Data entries
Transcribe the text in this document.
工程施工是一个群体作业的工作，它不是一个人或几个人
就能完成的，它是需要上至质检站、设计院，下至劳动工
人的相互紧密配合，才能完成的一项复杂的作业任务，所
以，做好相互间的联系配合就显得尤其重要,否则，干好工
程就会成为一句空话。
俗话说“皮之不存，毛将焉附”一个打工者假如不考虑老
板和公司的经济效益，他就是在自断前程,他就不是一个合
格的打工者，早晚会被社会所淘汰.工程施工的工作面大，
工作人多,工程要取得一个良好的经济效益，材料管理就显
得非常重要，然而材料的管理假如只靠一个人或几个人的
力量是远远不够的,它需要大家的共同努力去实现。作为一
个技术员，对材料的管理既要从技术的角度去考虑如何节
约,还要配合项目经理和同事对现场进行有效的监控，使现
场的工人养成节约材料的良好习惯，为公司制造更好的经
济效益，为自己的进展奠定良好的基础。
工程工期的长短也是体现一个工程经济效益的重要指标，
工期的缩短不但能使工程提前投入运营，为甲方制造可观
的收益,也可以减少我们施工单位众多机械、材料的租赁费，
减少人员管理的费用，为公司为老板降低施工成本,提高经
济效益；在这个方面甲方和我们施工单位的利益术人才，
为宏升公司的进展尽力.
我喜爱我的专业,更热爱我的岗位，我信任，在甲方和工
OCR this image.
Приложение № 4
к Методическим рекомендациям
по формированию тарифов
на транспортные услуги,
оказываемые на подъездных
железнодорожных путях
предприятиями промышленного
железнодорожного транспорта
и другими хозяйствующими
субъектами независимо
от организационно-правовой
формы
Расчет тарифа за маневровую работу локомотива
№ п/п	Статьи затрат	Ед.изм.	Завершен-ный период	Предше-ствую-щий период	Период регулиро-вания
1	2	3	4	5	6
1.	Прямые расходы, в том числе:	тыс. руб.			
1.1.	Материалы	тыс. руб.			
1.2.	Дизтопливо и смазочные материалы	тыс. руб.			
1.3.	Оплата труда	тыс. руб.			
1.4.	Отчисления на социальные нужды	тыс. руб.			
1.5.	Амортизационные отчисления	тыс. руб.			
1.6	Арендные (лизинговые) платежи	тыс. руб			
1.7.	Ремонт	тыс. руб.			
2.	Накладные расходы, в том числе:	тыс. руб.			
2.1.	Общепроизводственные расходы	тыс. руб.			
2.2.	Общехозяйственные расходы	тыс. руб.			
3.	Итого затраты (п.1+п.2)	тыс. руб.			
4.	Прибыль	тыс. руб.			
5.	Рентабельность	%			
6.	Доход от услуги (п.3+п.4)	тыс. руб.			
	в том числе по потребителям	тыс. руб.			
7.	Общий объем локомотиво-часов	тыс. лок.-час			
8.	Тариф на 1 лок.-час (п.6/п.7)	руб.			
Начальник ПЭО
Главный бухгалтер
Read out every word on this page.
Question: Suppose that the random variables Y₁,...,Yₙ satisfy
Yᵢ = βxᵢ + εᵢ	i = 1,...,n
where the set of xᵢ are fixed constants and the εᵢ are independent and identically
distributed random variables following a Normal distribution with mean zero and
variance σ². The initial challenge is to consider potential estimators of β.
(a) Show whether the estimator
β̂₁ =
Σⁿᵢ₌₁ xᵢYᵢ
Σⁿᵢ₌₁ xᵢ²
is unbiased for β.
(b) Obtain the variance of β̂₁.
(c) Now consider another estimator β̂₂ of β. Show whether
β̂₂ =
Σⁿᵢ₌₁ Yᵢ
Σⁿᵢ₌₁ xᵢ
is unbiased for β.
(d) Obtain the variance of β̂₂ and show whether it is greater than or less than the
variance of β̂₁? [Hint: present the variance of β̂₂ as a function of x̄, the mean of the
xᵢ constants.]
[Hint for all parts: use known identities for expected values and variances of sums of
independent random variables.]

• **Exercise aim**
Reproduce the data, keeping every line exactly the same.

• **Output of the task**
Transcribe the text in this document.
工程施工是一个群体作业的工作，它不是一个人或几个人
就能完成的，它是需要上至质检站、设计院，下至劳动工
人的相互紧密配合，才能完成的一项复杂的作业任务，所
以，做好相互间的联系配合就显得尤其重要,否则，干好工
程就会成为一句空话。
俗话说“皮之不存，毛将焉附”一个打工者假如不考虑老
板和公司的经济效益，他就是在自断前程,他就不是一个合
格的打工者，早晚会被社会所淘汰.工程施工的工作面大，
工作人多,工程要取得一个良好的经济效益，材料管理就显
得非常重要，然而材料的管理假如只靠一个人或几个人的
力量是远远不够的,它需要大家的共同努力去实现。作为一
个技术员，对材料的管理既要从技术的角度去考虑如何节
约,还要配合项目经理和同事对现场进行有效的监控，使现
场的工人养成节约材料的良好习惯，为公司制造更好的经
济效益，为自己的进展奠定良好的基础。
工程工期的长短也是体现一个工程经济效益的重要指标，
工期的缩短不但能使工程提前投入运营，为甲方制造可观
的收益,也可以减少我们施工单位众多机械、材料的租赁费，
减少人员管理的费用，为公司为老板降低施工成本,提高经
济效益；在这个方面甲方和我们施工单位的利益术人才，
为宏升公司的进展尽力.
我喜爱我的专业,更热爱我的岗位，我信任，在甲方和工
OCR this image.
Приложение № 4
к Методическим рекомендациям
по формированию тарифов
на транспортные услуги,
оказываемые на подъездных
железнодорожных путях
предприятиями промышленного
железнодорожного транспорта
и другими хозяйствующими
субъектами независимо
от организационно-правовой
формы
Расчет тарифа за маневровую работу локомотива
№ п/п	Статьи затрат	Ед.изм.	Завершен-ный период	Предше-ствую-щий период	Период регулиро-вания
1	2	3	4	5	6
1.	Прямые расходы, в том числе:	тыс. руб.			
1.1.	Материалы	тыс. руб.			
1.2.	Дизтопливо и смазочные материалы	тыс. руб.			
1.3.	Оплата труда	тыс. руб.			
1.4.	Отчисления на социальные нужды	тыс. руб.			
1.5.	Амортизационные отчисления	тыс. руб.			
1.6	Арендные (лизинговые) платежи	тыс. руб			
1.7.	Ремонт	тыс. руб.			
2.	Накладные расходы, в том числе:	тыс. руб.			
2.1.	Общепроизводственные расходы	тыс. руб.			
2.2.	Общехозяйственные расходы	тыс. руб.			
3.	Итого затраты (п.1+п.2)	тыс. руб.			
4.	Прибыль	тыс. руб.			
5.	Рентабельность	%			
6.	Доход от услуги (п.3+п.4)	тыс. руб.			
	в том числе по потребителям	тыс. руб.			
7.	Общий объем локомотиво-часов	тыс. лок.-час			
8.	Тариф на 1 лок.-час (п.6/п.7)	руб.			
Начальник ПЭО
Главный бухгалтер
Read out every word on this page.
Question: Suppose that the random variables Y₁,...,Yₙ satisfy
Yᵢ = βxᵢ + εᵢ	i = 1,...,n
where the set of xᵢ are fixed constants and the εᵢ are independent and identically
distributed random variables following a Normal distribution with mean zero and
variance σ². The initial challenge is to consider potential estimators of β.
(a) Show whether the estimator
β̂₁ =
Σⁿᵢ₌₁ xᵢYᵢ
Σⁿᵢ₌₁ xᵢ²
is unbiased for β.
(b) Obtain the variance of β̂₁.
(c) Now consider another estimator β̂₂ of β. Show whether
β̂₂ =
Σⁿᵢ₌₁ Yᵢ
Σⁿᵢ₌₁ xᵢ
is unbiased for β.
(d) Obtain the variance of β̂₂ and show whether it is greater than or less than the
variance of β̂₁? [Hint: present the variance of β̂₂ as a function of x̄, the mean of the
xᵢ constants.]
[Hint for all parts: use known identities for expected values and variances of sums of
independent random variables.]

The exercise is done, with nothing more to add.